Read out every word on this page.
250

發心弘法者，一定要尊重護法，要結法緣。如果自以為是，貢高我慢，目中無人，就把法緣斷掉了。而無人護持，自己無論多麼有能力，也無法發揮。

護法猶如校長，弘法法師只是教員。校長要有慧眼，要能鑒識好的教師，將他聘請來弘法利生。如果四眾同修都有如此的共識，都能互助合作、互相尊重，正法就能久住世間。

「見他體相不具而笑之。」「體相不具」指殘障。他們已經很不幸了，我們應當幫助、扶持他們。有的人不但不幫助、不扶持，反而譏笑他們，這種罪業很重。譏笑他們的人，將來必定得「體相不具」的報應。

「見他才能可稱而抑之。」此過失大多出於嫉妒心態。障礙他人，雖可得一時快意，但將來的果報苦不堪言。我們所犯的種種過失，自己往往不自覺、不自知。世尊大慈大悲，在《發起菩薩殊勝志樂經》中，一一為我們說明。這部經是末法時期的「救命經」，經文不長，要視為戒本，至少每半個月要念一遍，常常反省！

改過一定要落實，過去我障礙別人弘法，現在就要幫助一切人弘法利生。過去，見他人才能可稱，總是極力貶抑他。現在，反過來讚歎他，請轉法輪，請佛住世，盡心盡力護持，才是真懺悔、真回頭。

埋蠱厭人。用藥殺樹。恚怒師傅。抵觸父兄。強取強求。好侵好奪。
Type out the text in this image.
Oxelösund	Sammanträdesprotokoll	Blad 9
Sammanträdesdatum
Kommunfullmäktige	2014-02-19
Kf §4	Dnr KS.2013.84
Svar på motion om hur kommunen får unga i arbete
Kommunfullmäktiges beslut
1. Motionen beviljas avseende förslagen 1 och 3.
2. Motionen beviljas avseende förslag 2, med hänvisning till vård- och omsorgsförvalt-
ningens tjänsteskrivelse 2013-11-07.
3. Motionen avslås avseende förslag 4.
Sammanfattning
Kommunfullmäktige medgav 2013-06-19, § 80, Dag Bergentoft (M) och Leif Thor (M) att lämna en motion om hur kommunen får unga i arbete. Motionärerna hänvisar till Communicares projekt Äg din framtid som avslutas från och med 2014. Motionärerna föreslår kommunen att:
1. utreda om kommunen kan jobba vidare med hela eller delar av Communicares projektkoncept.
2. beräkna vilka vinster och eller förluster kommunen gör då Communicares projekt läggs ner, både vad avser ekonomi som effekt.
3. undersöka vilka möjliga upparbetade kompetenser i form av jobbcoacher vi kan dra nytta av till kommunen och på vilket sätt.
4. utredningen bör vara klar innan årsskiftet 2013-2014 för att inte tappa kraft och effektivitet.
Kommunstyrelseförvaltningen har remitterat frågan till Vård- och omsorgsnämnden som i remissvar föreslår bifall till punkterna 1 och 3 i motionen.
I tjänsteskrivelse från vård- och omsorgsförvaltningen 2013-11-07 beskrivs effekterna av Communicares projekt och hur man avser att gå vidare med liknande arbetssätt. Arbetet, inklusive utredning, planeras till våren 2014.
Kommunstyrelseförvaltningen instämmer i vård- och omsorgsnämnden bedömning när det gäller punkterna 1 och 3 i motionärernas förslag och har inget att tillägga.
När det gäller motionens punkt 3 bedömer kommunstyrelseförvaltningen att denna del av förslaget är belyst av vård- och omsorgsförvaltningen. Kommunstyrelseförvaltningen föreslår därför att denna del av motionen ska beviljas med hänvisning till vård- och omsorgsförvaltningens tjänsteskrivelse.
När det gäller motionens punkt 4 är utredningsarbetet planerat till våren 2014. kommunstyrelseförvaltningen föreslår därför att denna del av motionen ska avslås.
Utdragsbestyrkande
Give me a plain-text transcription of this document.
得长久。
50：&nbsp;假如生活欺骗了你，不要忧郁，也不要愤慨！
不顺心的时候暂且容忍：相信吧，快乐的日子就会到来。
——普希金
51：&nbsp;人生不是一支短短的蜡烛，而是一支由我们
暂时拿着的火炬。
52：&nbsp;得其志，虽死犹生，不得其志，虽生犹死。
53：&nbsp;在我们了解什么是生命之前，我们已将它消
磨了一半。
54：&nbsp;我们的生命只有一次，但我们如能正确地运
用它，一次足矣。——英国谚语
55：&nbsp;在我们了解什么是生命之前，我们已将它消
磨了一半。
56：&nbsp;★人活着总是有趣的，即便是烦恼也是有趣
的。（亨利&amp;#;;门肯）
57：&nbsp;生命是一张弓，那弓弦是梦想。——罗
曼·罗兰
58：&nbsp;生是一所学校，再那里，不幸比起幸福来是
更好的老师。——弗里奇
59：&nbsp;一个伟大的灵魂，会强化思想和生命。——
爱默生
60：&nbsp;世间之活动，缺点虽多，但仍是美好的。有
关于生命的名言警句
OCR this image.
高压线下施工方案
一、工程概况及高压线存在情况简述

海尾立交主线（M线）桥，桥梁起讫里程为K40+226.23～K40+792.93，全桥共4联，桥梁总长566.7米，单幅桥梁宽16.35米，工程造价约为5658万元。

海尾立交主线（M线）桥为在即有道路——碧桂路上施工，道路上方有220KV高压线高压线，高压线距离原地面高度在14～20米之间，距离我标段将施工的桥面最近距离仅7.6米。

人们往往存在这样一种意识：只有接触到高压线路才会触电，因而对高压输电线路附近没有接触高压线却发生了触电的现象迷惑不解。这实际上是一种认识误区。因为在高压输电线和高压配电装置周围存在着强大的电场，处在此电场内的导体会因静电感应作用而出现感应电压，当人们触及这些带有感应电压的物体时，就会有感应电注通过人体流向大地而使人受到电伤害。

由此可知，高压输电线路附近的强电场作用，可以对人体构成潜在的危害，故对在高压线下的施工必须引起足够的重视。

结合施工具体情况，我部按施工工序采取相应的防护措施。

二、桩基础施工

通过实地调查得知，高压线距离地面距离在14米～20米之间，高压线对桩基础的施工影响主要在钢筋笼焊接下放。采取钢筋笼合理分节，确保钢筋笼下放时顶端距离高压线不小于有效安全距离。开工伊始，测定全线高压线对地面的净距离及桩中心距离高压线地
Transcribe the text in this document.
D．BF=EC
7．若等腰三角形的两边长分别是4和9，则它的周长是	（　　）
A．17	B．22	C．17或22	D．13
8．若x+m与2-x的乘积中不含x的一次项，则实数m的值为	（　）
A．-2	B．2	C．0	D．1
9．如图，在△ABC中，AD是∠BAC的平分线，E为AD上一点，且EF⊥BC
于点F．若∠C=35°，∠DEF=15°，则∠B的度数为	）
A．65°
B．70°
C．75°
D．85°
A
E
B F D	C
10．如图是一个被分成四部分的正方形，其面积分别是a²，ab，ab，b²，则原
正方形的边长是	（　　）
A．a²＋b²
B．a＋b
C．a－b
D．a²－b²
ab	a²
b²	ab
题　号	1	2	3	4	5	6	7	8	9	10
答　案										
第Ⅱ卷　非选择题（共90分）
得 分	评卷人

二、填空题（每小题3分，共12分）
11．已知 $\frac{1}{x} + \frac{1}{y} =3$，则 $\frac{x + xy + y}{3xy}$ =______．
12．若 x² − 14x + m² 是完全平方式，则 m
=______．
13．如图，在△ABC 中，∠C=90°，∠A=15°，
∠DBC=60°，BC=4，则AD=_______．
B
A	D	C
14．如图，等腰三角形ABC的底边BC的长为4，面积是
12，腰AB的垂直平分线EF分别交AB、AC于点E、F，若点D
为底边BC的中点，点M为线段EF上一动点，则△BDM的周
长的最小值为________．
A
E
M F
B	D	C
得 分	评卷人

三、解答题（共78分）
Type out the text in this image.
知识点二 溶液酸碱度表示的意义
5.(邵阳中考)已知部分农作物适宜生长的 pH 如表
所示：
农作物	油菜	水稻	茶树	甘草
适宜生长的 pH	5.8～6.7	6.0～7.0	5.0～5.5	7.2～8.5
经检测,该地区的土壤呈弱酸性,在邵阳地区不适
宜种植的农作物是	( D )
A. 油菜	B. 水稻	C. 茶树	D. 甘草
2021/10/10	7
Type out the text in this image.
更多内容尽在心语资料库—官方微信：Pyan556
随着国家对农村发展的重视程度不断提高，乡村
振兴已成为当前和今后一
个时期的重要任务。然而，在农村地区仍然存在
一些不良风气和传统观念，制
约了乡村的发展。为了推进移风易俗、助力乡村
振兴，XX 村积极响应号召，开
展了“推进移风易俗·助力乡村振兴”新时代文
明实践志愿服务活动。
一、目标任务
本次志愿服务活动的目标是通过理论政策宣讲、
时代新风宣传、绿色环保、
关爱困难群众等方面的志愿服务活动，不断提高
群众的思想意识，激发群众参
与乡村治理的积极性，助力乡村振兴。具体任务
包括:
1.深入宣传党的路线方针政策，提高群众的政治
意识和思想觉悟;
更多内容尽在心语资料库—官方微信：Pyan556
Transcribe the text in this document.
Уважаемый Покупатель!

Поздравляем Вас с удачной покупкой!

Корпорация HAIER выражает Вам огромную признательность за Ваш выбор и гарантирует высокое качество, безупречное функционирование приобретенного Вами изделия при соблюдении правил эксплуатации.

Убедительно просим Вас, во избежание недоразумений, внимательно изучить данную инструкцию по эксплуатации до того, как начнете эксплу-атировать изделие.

**SET PROBLEM**. Every line of the listing that holds "tjänsteskrivelse" should be found and copied.

**COMPLETE RESPONSE**.
ningens tjänsteskrivelse 2013-11-07.
I tjänsteskrivelse från vård- och omsorgsförvaltningen 2013-11-07 beskrivs effekterna av Communicares projekt och hur man avser att gå vidare med liknande arbetssätt. Arbetet, inklusive utredning, planeras till våren 2014.
När det gäller motionens punkt 3 bedömer kommunstyrelseförvaltningen att denna del av förslaget är belyst av vård- och omsorgsförvaltningen. Kommunstyrelseförvaltningen föreslår därför att denna del av motionen ska beviljas med hänvisning till vård- och omsorgsförvaltningens tjänsteskrivelse.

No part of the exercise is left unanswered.